Rewrite the items as a Markdown table with the columns Row and Line. Start at the beginning of the items and go on through the line with "point-number-cell: 58 — [69, 299, 174, 314]", numbering each row and leaving out blank lines.

--- START ---

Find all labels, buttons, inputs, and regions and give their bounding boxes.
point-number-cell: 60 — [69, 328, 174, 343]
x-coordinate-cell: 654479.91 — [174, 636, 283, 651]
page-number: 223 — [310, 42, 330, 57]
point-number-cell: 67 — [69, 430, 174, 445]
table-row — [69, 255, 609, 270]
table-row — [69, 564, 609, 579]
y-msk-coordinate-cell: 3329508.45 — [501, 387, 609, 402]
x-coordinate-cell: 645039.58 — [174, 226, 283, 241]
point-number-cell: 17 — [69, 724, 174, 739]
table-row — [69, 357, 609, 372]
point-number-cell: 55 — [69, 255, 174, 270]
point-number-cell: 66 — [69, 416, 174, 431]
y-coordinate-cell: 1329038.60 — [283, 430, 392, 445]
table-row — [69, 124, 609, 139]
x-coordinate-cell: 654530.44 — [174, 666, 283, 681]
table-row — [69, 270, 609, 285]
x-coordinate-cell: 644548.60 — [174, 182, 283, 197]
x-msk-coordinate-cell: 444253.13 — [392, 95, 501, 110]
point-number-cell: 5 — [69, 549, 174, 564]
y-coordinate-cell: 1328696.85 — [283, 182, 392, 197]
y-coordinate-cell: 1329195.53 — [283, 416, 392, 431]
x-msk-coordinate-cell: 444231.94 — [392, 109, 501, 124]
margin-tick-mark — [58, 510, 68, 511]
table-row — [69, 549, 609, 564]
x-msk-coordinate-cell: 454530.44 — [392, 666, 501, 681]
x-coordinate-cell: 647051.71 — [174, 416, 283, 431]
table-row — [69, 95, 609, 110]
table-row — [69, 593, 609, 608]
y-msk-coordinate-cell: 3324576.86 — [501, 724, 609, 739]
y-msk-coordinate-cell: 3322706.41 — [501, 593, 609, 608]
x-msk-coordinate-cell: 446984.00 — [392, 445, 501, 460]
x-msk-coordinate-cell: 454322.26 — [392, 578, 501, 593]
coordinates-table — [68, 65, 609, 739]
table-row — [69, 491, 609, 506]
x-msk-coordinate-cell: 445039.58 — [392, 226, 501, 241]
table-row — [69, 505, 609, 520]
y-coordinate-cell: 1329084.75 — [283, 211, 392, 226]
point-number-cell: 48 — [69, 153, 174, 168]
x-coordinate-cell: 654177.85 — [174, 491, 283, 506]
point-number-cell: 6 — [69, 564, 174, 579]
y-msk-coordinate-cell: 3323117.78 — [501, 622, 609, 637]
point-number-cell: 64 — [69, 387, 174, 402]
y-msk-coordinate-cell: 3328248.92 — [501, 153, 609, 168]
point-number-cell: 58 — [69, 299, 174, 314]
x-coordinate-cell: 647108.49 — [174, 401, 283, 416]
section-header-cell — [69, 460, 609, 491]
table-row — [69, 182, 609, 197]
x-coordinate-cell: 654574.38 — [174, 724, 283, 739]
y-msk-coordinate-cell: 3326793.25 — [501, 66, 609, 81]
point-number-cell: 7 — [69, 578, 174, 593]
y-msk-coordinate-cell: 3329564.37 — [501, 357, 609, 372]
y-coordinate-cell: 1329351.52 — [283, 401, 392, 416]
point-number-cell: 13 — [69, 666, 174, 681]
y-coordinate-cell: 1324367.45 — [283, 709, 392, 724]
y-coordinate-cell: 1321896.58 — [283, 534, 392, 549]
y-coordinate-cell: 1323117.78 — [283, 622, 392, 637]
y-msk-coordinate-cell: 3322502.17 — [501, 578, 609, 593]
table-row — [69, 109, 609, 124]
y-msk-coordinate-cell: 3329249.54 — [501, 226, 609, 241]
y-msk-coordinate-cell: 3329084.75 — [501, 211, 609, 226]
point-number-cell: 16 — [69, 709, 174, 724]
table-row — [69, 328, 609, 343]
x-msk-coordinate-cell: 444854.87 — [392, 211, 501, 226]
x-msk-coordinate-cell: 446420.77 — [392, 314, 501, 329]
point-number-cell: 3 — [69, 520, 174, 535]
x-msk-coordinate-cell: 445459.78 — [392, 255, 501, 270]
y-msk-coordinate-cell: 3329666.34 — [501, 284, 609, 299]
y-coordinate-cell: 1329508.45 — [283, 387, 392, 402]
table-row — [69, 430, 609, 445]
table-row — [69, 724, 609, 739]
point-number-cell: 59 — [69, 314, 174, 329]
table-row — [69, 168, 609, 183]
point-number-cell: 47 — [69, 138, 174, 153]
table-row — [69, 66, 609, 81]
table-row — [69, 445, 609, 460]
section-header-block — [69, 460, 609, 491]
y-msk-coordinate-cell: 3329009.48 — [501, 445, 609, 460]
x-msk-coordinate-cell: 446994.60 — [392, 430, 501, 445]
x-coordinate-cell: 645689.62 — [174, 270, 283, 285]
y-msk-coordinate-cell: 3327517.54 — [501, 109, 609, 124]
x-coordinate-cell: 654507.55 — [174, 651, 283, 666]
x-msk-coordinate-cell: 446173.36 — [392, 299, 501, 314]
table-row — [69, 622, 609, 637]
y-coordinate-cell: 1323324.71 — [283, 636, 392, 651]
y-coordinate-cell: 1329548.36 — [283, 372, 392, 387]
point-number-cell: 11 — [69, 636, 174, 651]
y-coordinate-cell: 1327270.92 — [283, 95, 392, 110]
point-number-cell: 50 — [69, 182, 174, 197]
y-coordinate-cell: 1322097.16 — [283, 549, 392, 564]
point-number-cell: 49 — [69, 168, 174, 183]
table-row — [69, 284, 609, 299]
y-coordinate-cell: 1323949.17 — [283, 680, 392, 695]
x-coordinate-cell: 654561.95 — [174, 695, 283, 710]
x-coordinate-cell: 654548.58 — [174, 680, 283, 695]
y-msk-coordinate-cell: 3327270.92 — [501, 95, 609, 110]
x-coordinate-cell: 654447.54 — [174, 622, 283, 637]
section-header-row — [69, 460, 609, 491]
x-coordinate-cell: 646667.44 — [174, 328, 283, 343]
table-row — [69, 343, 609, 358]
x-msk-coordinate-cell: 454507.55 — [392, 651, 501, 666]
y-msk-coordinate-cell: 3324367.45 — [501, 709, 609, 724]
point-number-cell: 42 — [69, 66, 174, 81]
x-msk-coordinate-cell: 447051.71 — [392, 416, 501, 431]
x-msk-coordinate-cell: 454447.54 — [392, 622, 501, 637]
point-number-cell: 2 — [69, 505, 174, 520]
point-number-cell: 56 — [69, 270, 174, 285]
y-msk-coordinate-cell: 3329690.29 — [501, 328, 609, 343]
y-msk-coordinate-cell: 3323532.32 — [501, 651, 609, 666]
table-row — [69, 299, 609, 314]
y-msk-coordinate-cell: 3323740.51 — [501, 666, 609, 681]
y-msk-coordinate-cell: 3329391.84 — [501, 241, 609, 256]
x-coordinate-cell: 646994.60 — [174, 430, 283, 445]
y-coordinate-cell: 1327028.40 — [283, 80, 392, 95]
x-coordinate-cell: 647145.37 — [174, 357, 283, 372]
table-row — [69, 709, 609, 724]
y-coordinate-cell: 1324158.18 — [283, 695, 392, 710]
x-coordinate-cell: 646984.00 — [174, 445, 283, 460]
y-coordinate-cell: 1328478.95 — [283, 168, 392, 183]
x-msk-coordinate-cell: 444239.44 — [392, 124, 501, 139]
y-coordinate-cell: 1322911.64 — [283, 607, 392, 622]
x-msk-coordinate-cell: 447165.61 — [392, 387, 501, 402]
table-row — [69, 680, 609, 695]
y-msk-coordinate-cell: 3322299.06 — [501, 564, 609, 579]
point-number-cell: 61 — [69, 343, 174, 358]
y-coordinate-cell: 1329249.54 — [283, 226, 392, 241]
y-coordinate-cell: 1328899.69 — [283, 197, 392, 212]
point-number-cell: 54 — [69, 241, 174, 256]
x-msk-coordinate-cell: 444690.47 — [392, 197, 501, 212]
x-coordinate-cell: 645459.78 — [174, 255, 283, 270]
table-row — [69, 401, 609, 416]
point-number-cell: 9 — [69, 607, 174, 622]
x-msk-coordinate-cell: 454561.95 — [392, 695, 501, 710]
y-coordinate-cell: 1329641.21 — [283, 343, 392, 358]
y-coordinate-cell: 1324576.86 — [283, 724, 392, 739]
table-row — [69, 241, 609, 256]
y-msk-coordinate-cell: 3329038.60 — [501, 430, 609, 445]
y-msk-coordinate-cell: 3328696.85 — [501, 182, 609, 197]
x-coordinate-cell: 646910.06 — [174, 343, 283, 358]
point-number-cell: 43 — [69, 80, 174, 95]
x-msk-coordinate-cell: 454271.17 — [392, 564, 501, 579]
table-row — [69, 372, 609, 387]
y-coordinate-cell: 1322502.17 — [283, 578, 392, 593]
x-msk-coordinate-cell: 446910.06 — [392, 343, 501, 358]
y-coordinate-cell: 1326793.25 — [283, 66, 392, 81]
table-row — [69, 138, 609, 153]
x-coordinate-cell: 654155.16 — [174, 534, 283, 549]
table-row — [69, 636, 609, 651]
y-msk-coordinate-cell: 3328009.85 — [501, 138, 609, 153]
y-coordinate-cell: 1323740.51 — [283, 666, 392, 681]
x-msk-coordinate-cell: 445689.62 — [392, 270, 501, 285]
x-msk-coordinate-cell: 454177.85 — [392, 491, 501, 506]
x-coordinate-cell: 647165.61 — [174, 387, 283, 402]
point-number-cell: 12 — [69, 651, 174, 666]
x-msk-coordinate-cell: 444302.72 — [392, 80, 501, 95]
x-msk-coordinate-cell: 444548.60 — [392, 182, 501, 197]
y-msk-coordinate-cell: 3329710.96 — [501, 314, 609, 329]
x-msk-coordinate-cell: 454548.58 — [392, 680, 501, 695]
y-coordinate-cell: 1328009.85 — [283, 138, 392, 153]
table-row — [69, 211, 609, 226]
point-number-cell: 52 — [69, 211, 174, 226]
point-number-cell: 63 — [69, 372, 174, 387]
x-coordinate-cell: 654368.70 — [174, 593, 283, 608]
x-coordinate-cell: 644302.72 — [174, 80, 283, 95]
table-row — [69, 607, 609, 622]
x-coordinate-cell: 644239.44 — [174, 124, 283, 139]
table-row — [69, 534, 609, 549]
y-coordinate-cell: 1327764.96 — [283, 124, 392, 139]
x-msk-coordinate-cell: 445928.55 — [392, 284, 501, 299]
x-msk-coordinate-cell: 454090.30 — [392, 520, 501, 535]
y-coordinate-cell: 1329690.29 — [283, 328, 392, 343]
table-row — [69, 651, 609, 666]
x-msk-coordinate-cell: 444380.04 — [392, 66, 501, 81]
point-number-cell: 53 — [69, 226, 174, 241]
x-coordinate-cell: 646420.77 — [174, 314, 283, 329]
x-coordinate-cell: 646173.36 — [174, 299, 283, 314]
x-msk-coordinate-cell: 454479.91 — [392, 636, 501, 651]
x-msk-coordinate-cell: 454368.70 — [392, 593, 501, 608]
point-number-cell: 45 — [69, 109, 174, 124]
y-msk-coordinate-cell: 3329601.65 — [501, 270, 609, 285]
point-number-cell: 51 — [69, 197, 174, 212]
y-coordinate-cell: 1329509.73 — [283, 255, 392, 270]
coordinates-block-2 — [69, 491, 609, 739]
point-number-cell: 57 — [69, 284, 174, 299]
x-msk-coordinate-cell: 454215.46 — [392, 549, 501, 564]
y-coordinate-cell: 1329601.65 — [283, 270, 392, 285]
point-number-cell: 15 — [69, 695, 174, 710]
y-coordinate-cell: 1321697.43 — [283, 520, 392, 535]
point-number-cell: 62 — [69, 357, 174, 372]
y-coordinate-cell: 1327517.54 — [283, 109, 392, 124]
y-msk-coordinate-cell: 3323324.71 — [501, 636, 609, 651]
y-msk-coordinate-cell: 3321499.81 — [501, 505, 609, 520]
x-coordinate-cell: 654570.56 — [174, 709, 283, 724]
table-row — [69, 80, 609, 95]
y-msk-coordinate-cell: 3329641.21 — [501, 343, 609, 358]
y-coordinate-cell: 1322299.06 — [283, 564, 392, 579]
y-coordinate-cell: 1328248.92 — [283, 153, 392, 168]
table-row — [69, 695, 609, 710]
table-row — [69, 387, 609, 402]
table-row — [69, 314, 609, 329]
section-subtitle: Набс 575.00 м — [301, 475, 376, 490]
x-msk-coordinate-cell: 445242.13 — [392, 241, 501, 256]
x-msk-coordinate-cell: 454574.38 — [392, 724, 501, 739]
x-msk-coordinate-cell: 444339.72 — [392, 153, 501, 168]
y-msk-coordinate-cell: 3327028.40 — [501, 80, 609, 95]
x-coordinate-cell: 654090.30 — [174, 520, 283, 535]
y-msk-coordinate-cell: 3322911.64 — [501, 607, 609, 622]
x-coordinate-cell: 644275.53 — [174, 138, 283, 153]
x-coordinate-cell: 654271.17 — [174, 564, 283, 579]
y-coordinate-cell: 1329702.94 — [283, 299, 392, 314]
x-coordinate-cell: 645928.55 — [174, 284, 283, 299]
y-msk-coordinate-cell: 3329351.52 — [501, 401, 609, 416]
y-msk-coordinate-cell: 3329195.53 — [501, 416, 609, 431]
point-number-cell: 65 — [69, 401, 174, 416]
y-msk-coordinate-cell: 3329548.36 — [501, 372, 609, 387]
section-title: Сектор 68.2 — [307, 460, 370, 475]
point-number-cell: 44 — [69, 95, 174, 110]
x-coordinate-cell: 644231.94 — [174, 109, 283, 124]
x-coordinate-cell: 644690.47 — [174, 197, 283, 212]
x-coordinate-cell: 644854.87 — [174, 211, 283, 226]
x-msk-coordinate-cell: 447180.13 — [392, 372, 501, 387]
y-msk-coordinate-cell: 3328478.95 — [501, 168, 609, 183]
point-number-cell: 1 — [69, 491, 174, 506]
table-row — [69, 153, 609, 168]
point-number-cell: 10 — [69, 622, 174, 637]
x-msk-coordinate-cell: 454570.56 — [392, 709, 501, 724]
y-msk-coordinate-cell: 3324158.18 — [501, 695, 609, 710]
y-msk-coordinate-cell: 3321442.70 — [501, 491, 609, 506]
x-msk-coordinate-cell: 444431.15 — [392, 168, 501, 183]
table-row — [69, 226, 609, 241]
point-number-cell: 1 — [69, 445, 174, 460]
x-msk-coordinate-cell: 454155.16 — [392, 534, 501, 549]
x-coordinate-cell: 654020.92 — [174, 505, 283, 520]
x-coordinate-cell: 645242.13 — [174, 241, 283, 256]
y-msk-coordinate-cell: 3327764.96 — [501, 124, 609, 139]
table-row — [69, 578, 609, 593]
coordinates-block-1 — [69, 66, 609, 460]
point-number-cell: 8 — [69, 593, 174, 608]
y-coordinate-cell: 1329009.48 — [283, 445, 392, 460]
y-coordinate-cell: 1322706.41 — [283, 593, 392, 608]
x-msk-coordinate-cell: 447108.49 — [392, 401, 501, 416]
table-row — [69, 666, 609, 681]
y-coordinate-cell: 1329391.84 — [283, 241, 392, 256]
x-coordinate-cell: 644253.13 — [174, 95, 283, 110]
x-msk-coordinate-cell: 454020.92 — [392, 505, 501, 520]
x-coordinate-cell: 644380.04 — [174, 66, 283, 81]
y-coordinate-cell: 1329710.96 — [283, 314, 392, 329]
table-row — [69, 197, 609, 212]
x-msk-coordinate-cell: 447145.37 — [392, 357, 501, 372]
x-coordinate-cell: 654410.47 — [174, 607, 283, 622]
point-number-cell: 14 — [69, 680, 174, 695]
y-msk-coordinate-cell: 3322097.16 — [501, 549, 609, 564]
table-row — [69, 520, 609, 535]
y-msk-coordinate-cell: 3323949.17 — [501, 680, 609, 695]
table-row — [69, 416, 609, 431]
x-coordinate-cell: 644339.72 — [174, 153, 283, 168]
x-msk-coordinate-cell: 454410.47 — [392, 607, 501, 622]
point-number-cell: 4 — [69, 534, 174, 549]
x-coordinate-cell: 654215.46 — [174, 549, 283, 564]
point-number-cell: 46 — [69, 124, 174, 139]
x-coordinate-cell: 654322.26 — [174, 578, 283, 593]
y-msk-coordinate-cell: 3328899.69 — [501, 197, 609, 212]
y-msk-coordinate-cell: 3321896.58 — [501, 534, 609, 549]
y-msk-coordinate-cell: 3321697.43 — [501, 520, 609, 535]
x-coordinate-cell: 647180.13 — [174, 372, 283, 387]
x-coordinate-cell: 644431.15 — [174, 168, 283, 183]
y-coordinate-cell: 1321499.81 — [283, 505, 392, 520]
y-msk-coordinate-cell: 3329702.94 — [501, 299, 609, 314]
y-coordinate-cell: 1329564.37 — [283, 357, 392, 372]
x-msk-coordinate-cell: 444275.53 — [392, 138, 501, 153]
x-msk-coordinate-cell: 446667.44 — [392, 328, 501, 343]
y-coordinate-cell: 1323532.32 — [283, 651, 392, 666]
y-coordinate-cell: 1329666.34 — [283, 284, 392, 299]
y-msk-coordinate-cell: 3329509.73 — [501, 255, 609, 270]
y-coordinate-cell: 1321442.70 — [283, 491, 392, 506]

--- END ---

** Solution to this problem **
| Row | Line |
|---|---|
| 1 | Find all labels, buttons, inputs, and regions and give their bounding boxes. |
| 2 | point-number-cell: 60 — [69, 328, 174, 343] |
| 3 | x-coordinate-cell: 654479.91 — [174, 636, 283, 651] |
| 4 | page-number: 223 — [310, 42, 330, 57] |
| 5 | point-number-cell: 67 — [69, 430, 174, 445] |
| 6 | table-row — [69, 255, 609, 270] |
| 7 | table-row — [69, 564, 609, 579] |
| 8 | y-msk-coordinate-cell: 3329508.45 — [501, 387, 609, 402] |
| 9 | x-coordinate-cell: 645039.58 — [174, 226, 283, 241] |
| 10 | point-number-cell: 17 — [69, 724, 174, 739] |
| 11 | table-row — [69, 357, 609, 372] |
| 12 | point-number-cell: 55 — [69, 255, 174, 270] |
| 13 | point-number-cell: 66 — [69, 416, 174, 431] |
| 14 | y-coordinate-cell: 1329038.60 — [283, 430, 392, 445] |
| 15 | table-row — [69, 124, 609, 139] |
| 16 | x-coordinate-cell: 654530.44 — [174, 666, 283, 681] |
| 17 | table-row — [69, 270, 609, 285] |
| 18 | x-coordinate-cell: 644548.60 — [174, 182, 283, 197] |
| 19 | x-msk-coordinate-cell: 444253.13 — [392, 95, 501, 110] |
| 20 | point-number-cell: 5 — [69, 549, 174, 564] |
| 21 | y-coordinate-cell: 1328696.85 — [283, 182, 392, 197] |
| 22 | y-coordinate-cell: 1329195.53 — [283, 416, 392, 431] |
| 23 | x-msk-coordinate-cell: 444231.94 — [392, 109, 501, 124] |
| 24 | margin-tick-mark — [58, 510, 68, 511] |
| 25 | table-row — [69, 549, 609, 564] |
| 26 | x-msk-coordinate-cell: 454530.44 — [392, 666, 501, 681] |
| 27 | x-coordinate-cell: 647051.71 — [174, 416, 283, 431] |
| 28 | table-row — [69, 95, 609, 110] |
| 29 | table-row — [69, 593, 609, 608] |
| 30 | y-msk-coordinate-cell: 3324576.86 — [501, 724, 609, 739] |
| 31 | y-msk-coordinate-cell: 3322706.41 — [501, 593, 609, 608] |
| 32 | x-msk-coordinate-cell: 446984.00 — [392, 445, 501, 460] |
| 33 | x-msk-coordinate-cell: 454322.26 — [392, 578, 501, 593] |
| 34 | coordinates-table — [68, 65, 609, 739] |
| 35 | table-row — [69, 491, 609, 506] |
| 36 | x-msk-coordinate-cell: 445039.58 — [392, 226, 501, 241] |
| 37 | table-row — [69, 505, 609, 520] |
| 38 | y-coordinate-cell: 1329084.75 — [283, 211, 392, 226] |
| 39 | point-number-cell: 48 — [69, 153, 174, 168] |
| 40 | x-coordinate-cell: 654177.85 — [174, 491, 283, 506] |
| 41 | point-number-cell: 6 — [69, 564, 174, 579] |
| 42 | y-msk-coordinate-cell: 3323117.78 — [501, 622, 609, 637] |
| 43 | point-number-cell: 64 — [69, 387, 174, 402] |
| 44 | y-msk-coordinate-cell: 3328248.92 — [501, 153, 609, 168] |
| 45 | point-number-cell: 58 — [69, 299, 174, 314] |